## [WHAT NEEDS TO BE DONE]
In the material below, identify each line bearing the word "Süßungsmittel". Reproduce those lines.

☆ ☆ ☆ ☆ ☆

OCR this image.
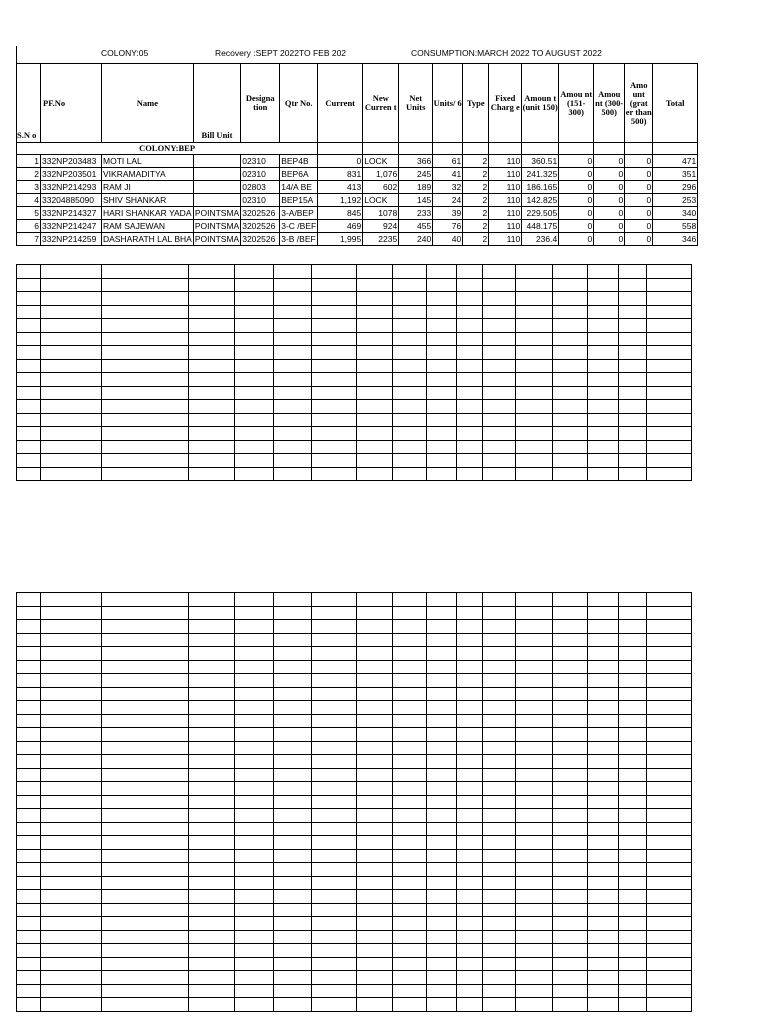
COLONY:05	Recovery :SEPT 2022TO FEB 202	CONSUMPTION:MARCH 2022 TO AUGUST 2022
S.N o	PF.No	Name	Bill Unit	Designa tion	Qtr No.	Current	New Curren t	Net Units	Units/ 6	Type	Fixed Charg e	Amoun t (unit 150)	Amou nt (151- 300)	Amou nt (300- 500)	Amo unt (grat er than 500)	Total
COLONY:BEP																
1	332NP203483	MOTI LAL		02310	BEP4B	0	LOCK	366	61	2	110	360.51	0	0	0	471
2	332NP203501	VIKRAMADITYA		02310	BEP6A	831	1,076	245	41	2	110	241.325	0	0	0	351
3	332NP214293	RAM JI		02803	14/A BE	413	602	189	32	2	110	186.165	0	0	0	296
4	33204885090	SHIV SHANKAR		02310	BEP15A	1,192	LOCK	145	24	2	110	142.825	0	0	0	253
5	332NP214327	HARI SHANKAR YADA	POINTSMA	3202526	3-A/BEP	845	1078	233	39	2	110	229.505	0	0	0	340
6	332NP214247	RAM SAJEWAN	POINTSMA	3202526	3-C /BEF	469	924	455	76	2	110	448.175	0	0	0	558
7	332NP214259	DASHARATH LAL BHA	POINTSMA	3202526	3-B /BEF	1,995	2235	240	40	2	110	236.4	0	0	0	346
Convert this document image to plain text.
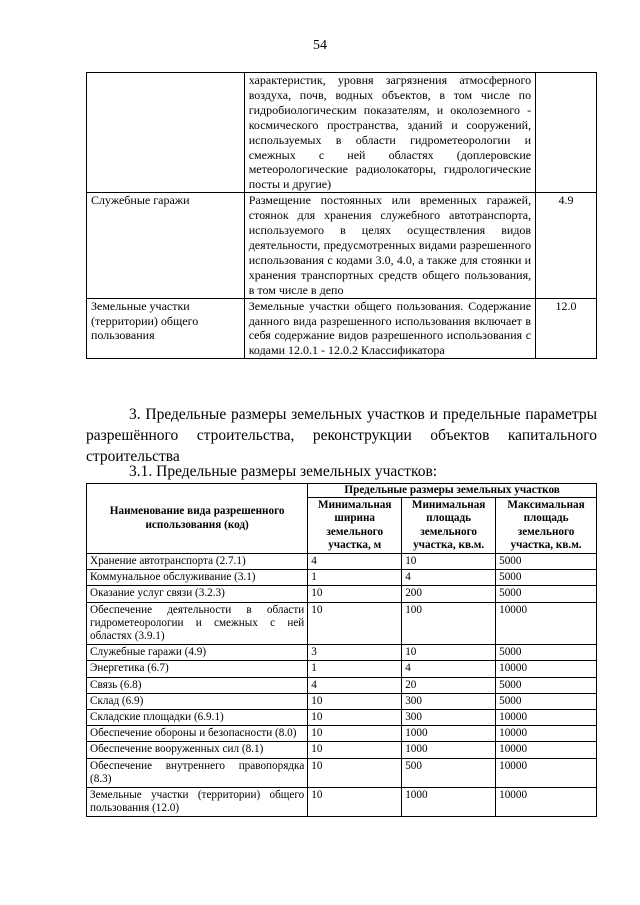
54
	характеристик, уровня загрязнения атмосферного воздуха, почв, водных объектов, в том числе по гидробиологическим показателям, и околоземного - космического пространства, зданий и сооружений, используемых в области гидрометеорологии и смежных с ней областях (доплеровские метеорологические радиолокаторы, гидрологические посты и другие)	
Служебные гаражи	Размещение постоянных или временных гаражей, стоянок для хранения служебного автотранспорта, используемого в целях осуществления видов деятельности, предусмотренных видами разрешенного использования с кодами 3.0, 4.0, а также для стоянки и хранения транспортных средств общего пользования, в том числе в депо	4.9
Земельные участки (территории) общего пользования	Земельные участки общего пользования. Содержание данного вида разрешенного использования включает в себя содержание видов разрешенного использования с кодами 12.0.1 - 12.0.2 Классификатора	12.0
3. Предельные размеры земельных участков и предельные параметры разрешённого строительства, реконструкции объектов капитального строительства
3.1. Предельные размеры земельных участков:
Наименование вида разрешенного использования (код)	Предельные размеры земельных участков		
	Минимальная ширина земельного участка, м	Минимальная площадь земельного участка, кв.м.	Максимальная площадь земельного участка, кв.м.
Хранение автотранспорта (2.7.1)	4	10	5000
Коммунальное обслуживание (3.1)	1	4	5000
Оказание услуг связи (3.2.3)	10	200	5000
Обеспечение деятельности в области гидрометеорологии и смежных с ней областях (3.9.1)	10	100	10000
Служебные гаражи (4.9)	3	10	5000
Энергетика (6.7)	1	4	10000
Связь (6.8)	4	20	5000
Склад (6.9)	10	300	5000
Складские площадки (6.9.1)	10	300	10000
Обеспечение обороны и безопасности (8.0)	10	1000	10000
Обеспечение вооруженных сил (8.1)	10	1000	10000
Обеспечение внутреннего правопорядка (8.3)	10	500	10000
Земельные участки (территории) общего пользования (12.0)	10	1000	10000
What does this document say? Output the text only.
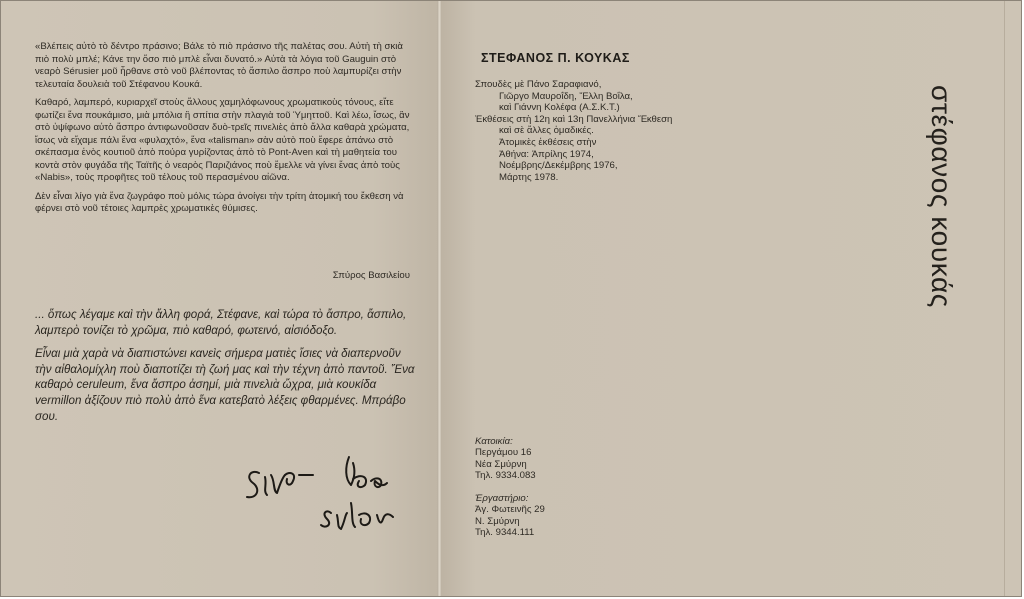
«Βλέπεις αὐτὸ τὸ δέντρο πράσινο; Βάλε τὸ πιὸ πράσινο τῆς παλέτας σου. Αὐτὴ τὴ σκιὰ πιὸ πολὺ μπλέ; Κάνε την ὅσο πιὸ μπλὲ εἶναι δυνατό.» Αὐτὰ τὰ λόγια τοῦ Gauguin στὸ νεαρὸ Sérusier μοῦ ἦρθανε στὸ νοῦ βλέποντας τὸ ἄσπιλο ἄσπρο ποὺ λαμπυρίζει στὴν τελευταία δουλειὰ τοῦ Στέφανου Κουκά.

Καθαρό, λαμπερό, κυριαρχεῖ στοὺς ἄλλους χαμηλόφωνους χρωματικοὺς τόνους, εἴτε φωτίζει ἕνα πουκάμισο, μιὰ μπόλια ἢ σπίτια στὴν πλαγιὰ τοῦ Ὑμηττοῦ. Καὶ λέω, ἴσως, ἂν στὸ ὑψίφωνο αὐτὸ ἄσπρο ἀντιφωνοῦσαν δυὸ-τρεῖς πινελιὲς ἀπὸ ἄλλα καθαρὰ χρώματα, ἴσως νὰ εἴχαμε πάλι ἕνα «φυλαχτό», ἕνα «talisman» σὰν αὐτὸ ποὺ ἔφερε ἀπάνω στὸ σκέπασμα ἑνὸς κουτιοῦ ἀπὸ πούρα γυρίζοντας ἀπὸ τὸ Pont-Aven καὶ τὴ μαθητεία του κοντὰ στὸν φυγάδα τῆς Ταϊτῆς ὁ νεαρὸς Παριζιάνος ποὺ ἔμελλε νὰ γίνει ἕνας ἀπὸ τοὺς «Nabis», τοὺς προφῆτες τοῦ τέλους τοῦ περασμένου αἰῶνα.

Δὲν εἶναι λίγο γιὰ ἕνα ζωγράφο ποὺ μόλις τώρα ἀνοίγει τὴν τρίτη ἀτομική του ἔκθεση νὰ φέρνει στὸ νοῦ τέτοιες λαμπρὲς χρωματικὲς θύμισες.

Σπύρος Βασιλείου

... ὅπως λέγαμε καὶ τὴν ἄλλη φορά, Στέφανε, καὶ τώρα τὸ ἄσπρο, ἄσπιλο, λαμπερὸ τονίζει τὸ χρῶμα, πιὸ καθαρό, φωτεινό, αἰσιόδοξο.

Εἶναι μιὰ χαρὰ νὰ διαπιστώνει κανεὶς σήμερα ματιὲς ἴσιες νὰ διαπερνοῦν τὴν αἰθαλομίχλη ποὺ διαποτίζει τὴ ζωή μας καὶ τὴν τέχνη ἀπὸ παντοῦ. Ἕνα καθαρὸ ceruleum, ἕνα ἄσπρο ἀσημί, μιὰ πινελιὰ ὤχρα, μιὰ κουκίδα vermillon ἀξίζουν πιὸ πολὺ ἀπὸ ἕνα κατεβατὸ λέξεις φθαρμένες. Μπράβο σου.

ΣΤΕΦΑΝΟΣ Π. ΚΟΥΚΑΣ
Σπουδὲς μὲ Πάνο Σαραφιανό,
Γιῶργο Μαυροΐδη, Ἔλλη Βοΐλα,
καὶ Γιάννη Κολέφα (Α.Σ.Κ.Τ.)
Ἐκθέσεις στὴ 12η καὶ 13η Πανελλήνια Ἔκθεση
καὶ σὲ ἄλλες ὁμαδικές.
Ἀτομικὲς ἐκθέσεις στὴν
Ἀθήνα: Ἀπρίλης 1974,
Νοέμβρης/Δεκέμβρης 1976,
Μάρτης 1978.
Κατοικία:
Περγάμου 16
Νέα Σμύρνη
Τηλ. 9334.083
Ἐργαστήριο:
Ἀγ. Φωτεινῆς 29
Ν. Σμύρνη
Τηλ. 9344.111
στέφανος κουκάς
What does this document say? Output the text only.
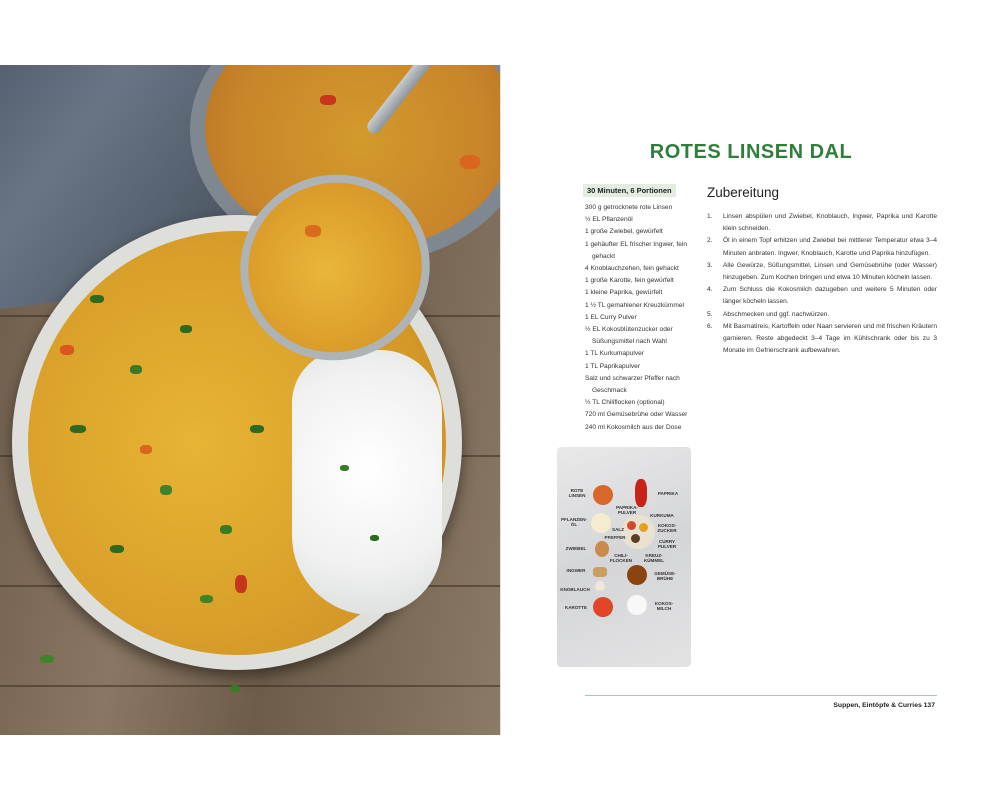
ROTES LINSEN DAL
30 Minuten, 6 Portionen
300 g getrocknete rote Linsen
½ EL Pflanzenöl
1 große Zwiebel, gewürfelt
1 gehäufter EL frischer Ingwer, fein
gehackt
4 Knoblauchzehen, fein gehackt
1 große Karotte, fein gewürfelt
1 kleine Paprika, gewürfelt
1 ½ TL gemahlener Kreuzkümmel
1 EL Curry Pulver
½ EL Kokosblütenzucker oder
Süßungsmittel nach Wahl
1 TL Kurkumapulver
1 TL Paprikapulver
Salz und schwarzer Pfeffer nach
Geschmack
½ TL Chiliflocken (optional)
720 ml Gemüsebrühe oder Wasser
240 ml Kokosmilch aus der Dose
Zubereitung
1. Linsen abspülen und Zwiebel, Knoblauch, Ingwer, Paprika und Karotte klein schneiden.
2. Öl in einem Topf erhitzen und Zwiebel bei mittlerer Temperatur etwa 3–4 Minuten anbraten. Ingwer, Knoblauch, Karotte und Paprika hinzufügen.
3. Alle Gewürze, Süßungsmittel, Linsen und Gemüsebrühe (oder Wasser) hinzugeben. Zum Kochen bringen und etwa 10 Minuten köcheln lassen.
4. Zum Schluss die Kokosmilch dazugeben und weitere 5 Minuten oder länger köcheln lassen.
5. Abschmecken und ggf. nachwürzen.
6. Mit Basmatireis, Kartoffeln oder Naan servieren und mit frischen Kräutern garnieren. Reste abgedeckt 3–4 Tage im Kühlschrank oder bis zu 3 Monate im Gefrierschrank aufbewahren.
ROTE LINSEN	PAPRIKA
PAPRIKA-PULVER
KURKUMA
PFLANZEN-ÖL
SALZ
PFEFFER
KOKOS-ZUCKER
CURRY PULVER
ZWIEBEL
CHILI-FLOCKEN
KREUZ-KÜMMEL
INGWER
GEMÜSE-BRÜHE
KNOBLAUCH
KAROTTE
KOKOS-MILCH
Suppen, Eintöpfe & Curries 137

☆ ☆ ☆ ☆ ☆

## [TASK RESULT]
Süßungsmittel nach Wahl
3. Alle Gewürze, Süßungsmittel, Linsen und Gemüsebrühe (oder Wasser) hinzugeben. Zum Kochen bringen und etwa 10 Minuten köcheln lassen.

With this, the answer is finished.